Rows from a dataset:
=-=-=

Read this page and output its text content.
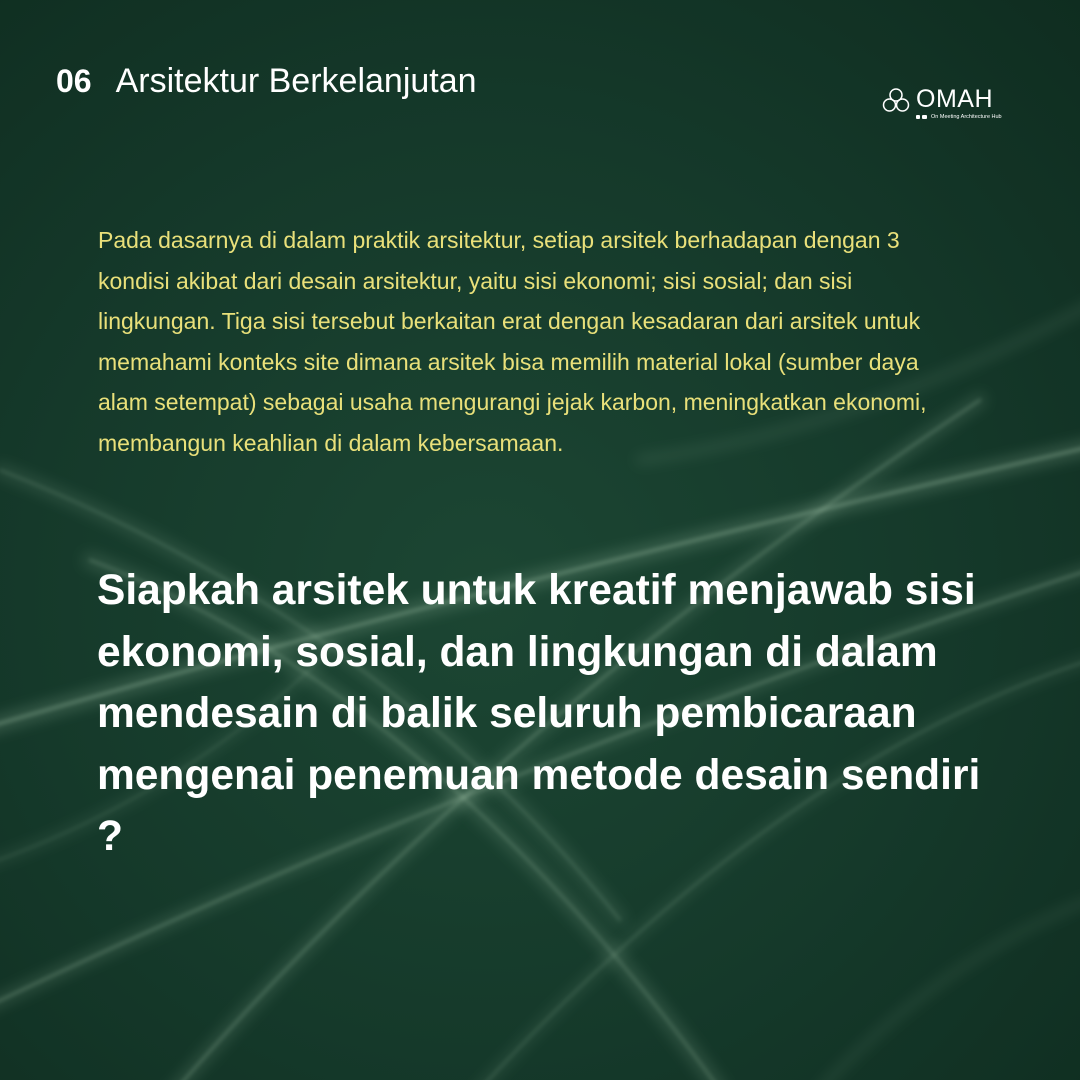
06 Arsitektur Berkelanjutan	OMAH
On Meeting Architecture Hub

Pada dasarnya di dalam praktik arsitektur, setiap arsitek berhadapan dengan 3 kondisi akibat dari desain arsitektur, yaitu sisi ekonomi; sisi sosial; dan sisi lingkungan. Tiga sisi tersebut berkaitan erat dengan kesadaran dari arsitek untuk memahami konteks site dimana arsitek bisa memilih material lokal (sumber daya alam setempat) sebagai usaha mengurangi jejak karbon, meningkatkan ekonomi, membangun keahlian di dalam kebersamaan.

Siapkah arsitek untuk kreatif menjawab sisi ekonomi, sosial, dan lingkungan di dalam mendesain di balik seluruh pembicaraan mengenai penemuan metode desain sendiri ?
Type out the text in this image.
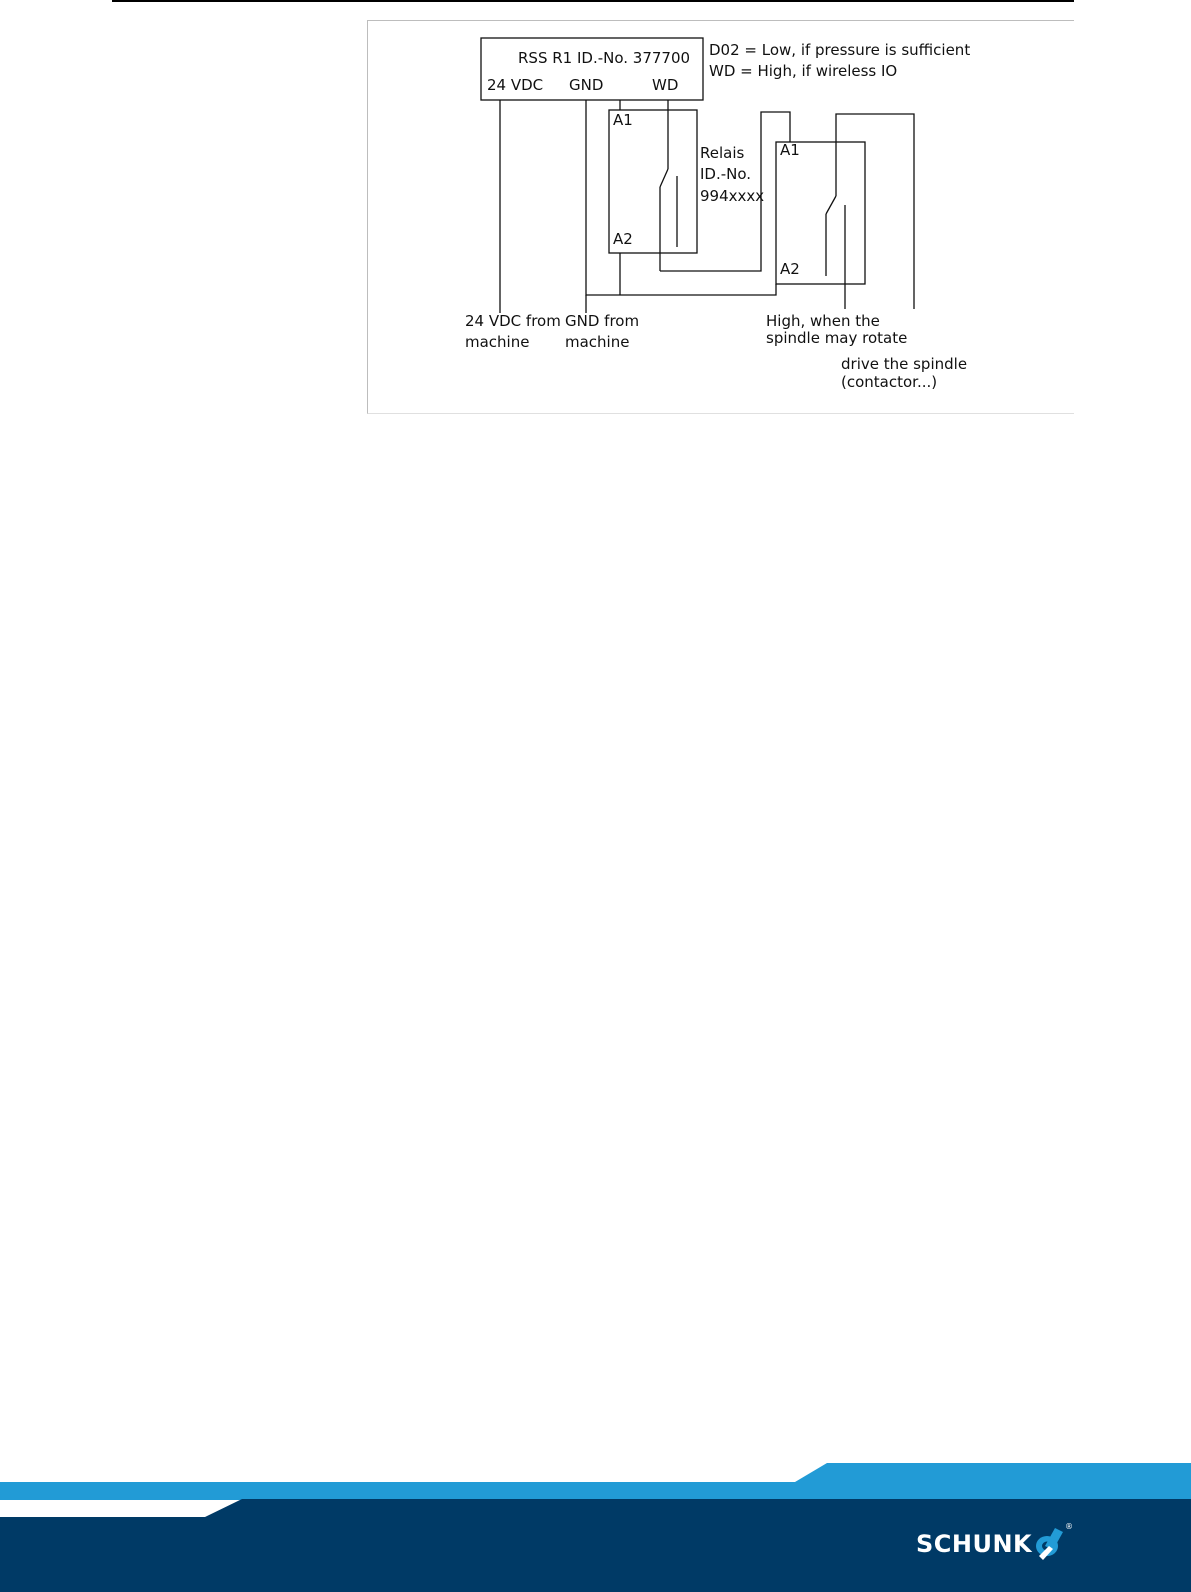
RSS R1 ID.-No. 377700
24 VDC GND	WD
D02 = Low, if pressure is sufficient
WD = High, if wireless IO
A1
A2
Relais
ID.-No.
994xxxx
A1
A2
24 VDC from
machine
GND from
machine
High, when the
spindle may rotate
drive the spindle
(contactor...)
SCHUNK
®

=-=-=

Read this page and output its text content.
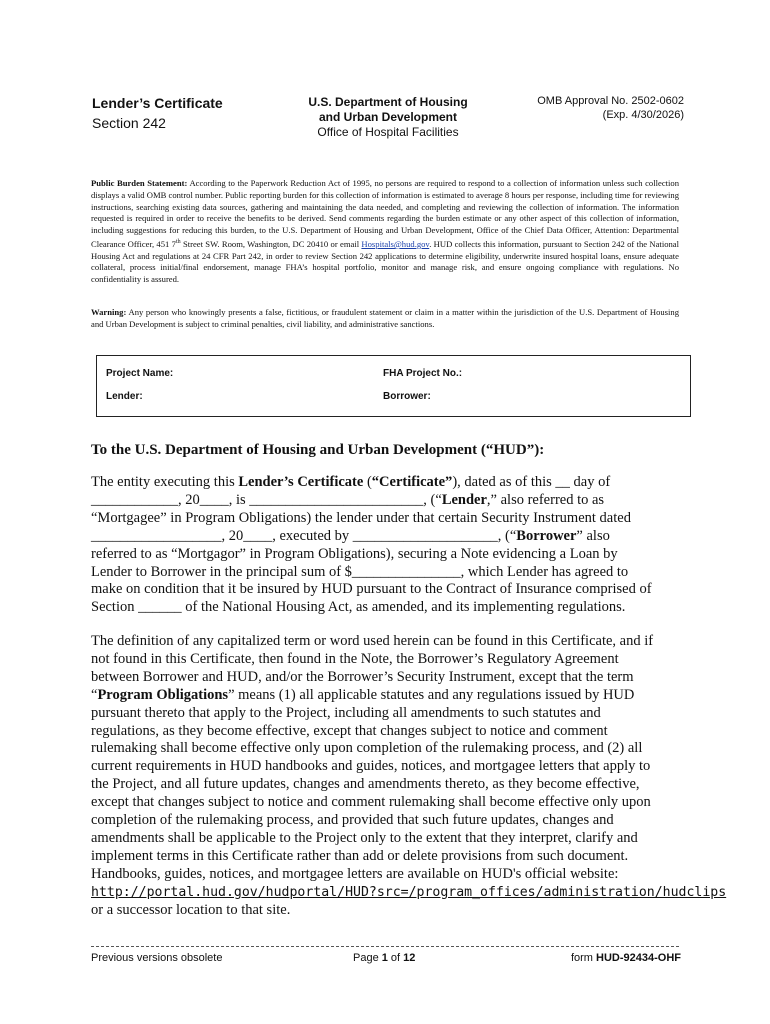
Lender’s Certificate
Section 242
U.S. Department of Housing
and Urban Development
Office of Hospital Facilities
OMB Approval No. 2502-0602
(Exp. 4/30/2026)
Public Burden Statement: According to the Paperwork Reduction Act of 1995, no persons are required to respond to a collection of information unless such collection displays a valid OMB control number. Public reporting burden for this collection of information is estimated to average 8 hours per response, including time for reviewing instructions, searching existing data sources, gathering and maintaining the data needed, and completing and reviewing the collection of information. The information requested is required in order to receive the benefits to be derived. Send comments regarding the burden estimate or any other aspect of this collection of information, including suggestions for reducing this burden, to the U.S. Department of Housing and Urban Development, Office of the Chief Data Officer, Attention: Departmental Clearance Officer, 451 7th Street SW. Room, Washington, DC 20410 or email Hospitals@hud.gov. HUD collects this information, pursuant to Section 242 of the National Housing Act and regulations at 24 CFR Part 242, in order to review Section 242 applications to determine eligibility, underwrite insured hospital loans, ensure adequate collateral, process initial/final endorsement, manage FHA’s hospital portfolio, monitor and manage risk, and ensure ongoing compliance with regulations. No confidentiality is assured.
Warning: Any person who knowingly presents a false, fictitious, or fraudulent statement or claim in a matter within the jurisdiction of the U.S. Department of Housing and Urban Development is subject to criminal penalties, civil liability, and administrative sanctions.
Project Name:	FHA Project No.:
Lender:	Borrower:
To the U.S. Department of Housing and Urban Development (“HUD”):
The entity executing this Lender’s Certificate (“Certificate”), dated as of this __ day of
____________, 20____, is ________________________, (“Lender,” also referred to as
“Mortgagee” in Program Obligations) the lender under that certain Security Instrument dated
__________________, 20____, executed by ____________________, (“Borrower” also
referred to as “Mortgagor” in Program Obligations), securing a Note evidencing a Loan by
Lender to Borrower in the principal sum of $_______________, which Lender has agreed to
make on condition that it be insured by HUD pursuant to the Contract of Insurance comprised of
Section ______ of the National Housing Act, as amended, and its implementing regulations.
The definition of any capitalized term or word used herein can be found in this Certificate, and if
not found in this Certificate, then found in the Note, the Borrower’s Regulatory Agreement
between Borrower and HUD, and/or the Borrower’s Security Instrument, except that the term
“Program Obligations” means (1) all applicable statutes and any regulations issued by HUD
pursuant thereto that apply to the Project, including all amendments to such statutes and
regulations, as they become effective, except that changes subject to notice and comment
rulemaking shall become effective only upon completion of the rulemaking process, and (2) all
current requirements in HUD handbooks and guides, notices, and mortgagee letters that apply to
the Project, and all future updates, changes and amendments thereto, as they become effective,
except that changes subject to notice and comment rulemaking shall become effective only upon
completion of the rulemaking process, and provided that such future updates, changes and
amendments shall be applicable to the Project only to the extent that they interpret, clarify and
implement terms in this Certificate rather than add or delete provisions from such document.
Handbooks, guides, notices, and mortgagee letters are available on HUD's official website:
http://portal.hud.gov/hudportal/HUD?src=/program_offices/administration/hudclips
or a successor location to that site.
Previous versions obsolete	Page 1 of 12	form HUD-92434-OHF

=-=-=

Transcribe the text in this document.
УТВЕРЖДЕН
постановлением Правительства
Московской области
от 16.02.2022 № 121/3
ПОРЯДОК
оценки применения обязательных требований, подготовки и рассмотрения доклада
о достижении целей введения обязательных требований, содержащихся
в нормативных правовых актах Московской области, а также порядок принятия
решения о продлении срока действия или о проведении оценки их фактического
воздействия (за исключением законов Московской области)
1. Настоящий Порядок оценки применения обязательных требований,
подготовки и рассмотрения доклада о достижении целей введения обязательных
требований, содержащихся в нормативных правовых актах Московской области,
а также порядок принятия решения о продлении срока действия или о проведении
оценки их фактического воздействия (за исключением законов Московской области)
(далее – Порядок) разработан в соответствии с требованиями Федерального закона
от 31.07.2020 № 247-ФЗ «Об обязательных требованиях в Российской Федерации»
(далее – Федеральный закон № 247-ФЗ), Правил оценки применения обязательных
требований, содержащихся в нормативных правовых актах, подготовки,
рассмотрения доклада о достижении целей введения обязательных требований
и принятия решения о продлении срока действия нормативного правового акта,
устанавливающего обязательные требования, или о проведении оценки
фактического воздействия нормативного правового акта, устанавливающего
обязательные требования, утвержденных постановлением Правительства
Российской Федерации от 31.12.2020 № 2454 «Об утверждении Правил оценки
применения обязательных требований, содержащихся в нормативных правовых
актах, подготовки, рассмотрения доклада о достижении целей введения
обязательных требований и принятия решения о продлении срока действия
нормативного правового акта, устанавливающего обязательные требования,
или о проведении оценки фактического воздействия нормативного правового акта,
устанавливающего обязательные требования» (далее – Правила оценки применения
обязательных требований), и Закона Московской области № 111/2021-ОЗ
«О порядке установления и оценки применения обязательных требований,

=-=-=

▸ **Direction**
List all lines from the entries that include the word "document".

▸ **Completed exercise**
implement terms in this Certificate rather than add or delete provisions from such document.
Transcribe the text in this document.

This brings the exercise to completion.